-- Entries provided --
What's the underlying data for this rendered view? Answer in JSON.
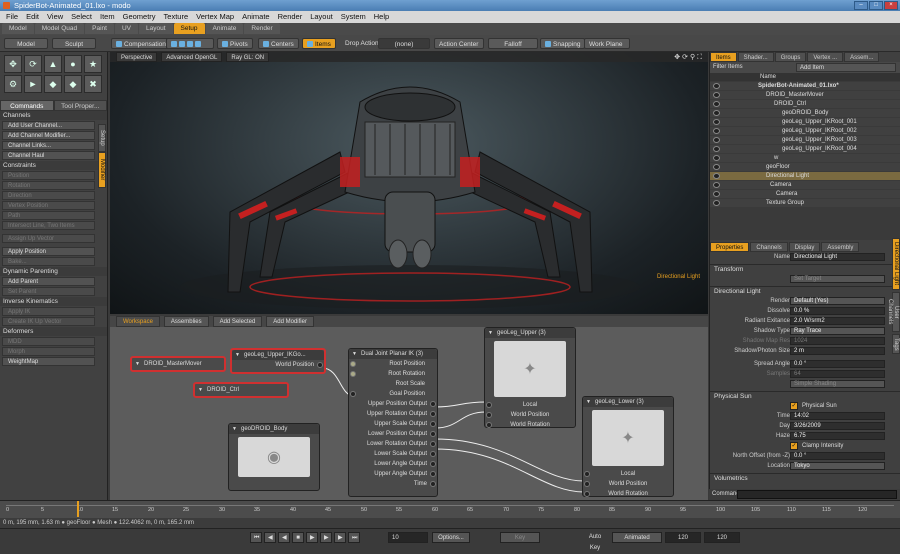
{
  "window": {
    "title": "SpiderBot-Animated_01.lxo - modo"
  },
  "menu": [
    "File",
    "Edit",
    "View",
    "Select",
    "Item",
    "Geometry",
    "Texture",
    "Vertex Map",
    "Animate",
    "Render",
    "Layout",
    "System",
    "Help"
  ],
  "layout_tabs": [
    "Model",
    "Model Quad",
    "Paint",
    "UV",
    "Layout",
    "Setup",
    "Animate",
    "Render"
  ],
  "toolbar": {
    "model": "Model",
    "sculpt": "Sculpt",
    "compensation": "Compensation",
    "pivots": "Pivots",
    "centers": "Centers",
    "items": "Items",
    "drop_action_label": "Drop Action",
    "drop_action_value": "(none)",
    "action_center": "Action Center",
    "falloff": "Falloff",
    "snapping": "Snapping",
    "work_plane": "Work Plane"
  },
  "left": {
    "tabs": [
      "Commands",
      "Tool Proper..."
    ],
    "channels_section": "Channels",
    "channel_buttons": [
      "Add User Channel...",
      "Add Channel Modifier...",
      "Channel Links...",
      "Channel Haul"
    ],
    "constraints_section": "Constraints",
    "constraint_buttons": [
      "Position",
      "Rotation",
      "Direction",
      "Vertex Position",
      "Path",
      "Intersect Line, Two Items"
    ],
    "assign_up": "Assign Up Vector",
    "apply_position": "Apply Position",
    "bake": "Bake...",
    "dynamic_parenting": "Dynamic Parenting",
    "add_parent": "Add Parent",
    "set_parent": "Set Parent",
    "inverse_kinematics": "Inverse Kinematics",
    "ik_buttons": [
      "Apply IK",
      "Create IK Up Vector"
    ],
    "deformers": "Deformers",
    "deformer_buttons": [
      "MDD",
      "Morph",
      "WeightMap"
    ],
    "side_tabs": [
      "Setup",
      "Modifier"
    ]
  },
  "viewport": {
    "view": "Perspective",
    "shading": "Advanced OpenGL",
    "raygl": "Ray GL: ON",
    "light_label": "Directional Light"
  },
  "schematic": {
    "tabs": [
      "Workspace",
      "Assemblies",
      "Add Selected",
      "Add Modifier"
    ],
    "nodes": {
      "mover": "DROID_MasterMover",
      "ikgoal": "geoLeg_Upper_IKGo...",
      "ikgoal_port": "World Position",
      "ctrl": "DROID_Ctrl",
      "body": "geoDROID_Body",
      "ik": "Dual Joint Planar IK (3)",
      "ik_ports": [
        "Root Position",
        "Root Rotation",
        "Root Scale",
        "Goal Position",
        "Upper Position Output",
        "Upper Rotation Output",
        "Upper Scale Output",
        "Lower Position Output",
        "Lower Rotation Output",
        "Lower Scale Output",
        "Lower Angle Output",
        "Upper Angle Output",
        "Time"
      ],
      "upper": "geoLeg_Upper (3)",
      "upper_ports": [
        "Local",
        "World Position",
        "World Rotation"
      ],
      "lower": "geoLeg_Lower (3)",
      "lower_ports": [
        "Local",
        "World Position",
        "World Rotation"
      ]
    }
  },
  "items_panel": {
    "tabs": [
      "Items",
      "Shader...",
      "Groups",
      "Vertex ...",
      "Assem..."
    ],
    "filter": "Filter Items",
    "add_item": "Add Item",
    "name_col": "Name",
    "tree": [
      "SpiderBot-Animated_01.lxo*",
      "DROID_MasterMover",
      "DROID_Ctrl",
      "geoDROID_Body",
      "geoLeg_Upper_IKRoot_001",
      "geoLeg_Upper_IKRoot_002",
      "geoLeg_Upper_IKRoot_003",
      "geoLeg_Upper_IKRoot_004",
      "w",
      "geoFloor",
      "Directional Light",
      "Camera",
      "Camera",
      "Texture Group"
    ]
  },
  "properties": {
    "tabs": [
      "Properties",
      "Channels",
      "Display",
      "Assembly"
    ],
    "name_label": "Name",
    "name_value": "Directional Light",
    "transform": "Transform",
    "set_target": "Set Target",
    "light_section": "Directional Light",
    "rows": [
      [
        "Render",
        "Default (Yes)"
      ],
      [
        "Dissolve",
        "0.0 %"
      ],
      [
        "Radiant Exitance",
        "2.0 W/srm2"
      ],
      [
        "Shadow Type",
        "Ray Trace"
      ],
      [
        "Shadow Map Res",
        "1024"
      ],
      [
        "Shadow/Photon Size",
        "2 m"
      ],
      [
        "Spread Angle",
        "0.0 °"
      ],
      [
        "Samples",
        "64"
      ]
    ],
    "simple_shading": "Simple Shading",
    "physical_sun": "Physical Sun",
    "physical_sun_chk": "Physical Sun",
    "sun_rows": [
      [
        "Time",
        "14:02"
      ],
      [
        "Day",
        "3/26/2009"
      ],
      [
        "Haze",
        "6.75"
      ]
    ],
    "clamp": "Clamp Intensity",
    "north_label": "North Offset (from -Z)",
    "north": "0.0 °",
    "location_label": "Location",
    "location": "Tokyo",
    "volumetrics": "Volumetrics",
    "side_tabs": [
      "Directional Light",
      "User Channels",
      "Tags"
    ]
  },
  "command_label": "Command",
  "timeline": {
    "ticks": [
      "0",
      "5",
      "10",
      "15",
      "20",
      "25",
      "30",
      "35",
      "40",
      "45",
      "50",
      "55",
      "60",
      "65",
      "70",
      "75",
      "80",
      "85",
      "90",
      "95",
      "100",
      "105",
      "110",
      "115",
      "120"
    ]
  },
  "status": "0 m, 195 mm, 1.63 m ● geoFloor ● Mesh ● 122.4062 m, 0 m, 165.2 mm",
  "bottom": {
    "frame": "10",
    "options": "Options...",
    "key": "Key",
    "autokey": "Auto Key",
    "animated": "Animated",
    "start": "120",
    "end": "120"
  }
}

* * *

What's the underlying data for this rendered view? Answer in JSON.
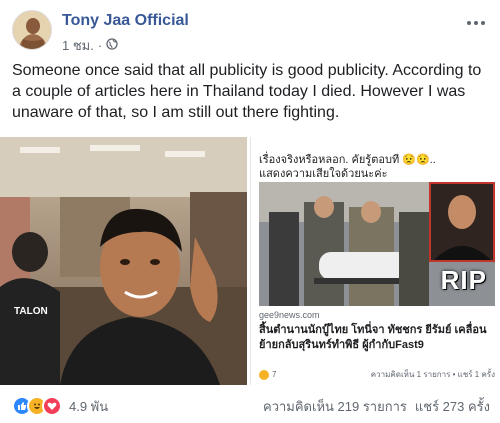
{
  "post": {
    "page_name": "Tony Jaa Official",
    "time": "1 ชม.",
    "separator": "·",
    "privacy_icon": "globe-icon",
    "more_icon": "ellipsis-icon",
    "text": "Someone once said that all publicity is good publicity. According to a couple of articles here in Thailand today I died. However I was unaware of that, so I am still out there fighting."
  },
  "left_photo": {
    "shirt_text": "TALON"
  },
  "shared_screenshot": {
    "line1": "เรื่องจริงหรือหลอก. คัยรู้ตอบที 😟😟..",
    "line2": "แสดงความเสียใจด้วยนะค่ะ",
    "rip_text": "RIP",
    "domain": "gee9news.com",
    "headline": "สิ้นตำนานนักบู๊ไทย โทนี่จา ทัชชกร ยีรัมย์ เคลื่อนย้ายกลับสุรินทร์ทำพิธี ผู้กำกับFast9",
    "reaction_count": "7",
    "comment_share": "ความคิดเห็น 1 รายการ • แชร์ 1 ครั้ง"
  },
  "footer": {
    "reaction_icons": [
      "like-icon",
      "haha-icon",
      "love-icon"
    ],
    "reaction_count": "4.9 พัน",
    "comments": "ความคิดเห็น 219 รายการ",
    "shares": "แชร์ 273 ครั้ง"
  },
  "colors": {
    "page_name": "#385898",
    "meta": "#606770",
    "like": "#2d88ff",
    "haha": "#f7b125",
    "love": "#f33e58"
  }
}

-- Work to do --
Filter the records, keeping only lines that contain "Directional", and show those lines.

-- Problem solution --
    "light_label": "Directional Light"
      "Directional Light",
    "name_value": "Directional Light",
    "light_section": "Directional Light",
      "Directional Light",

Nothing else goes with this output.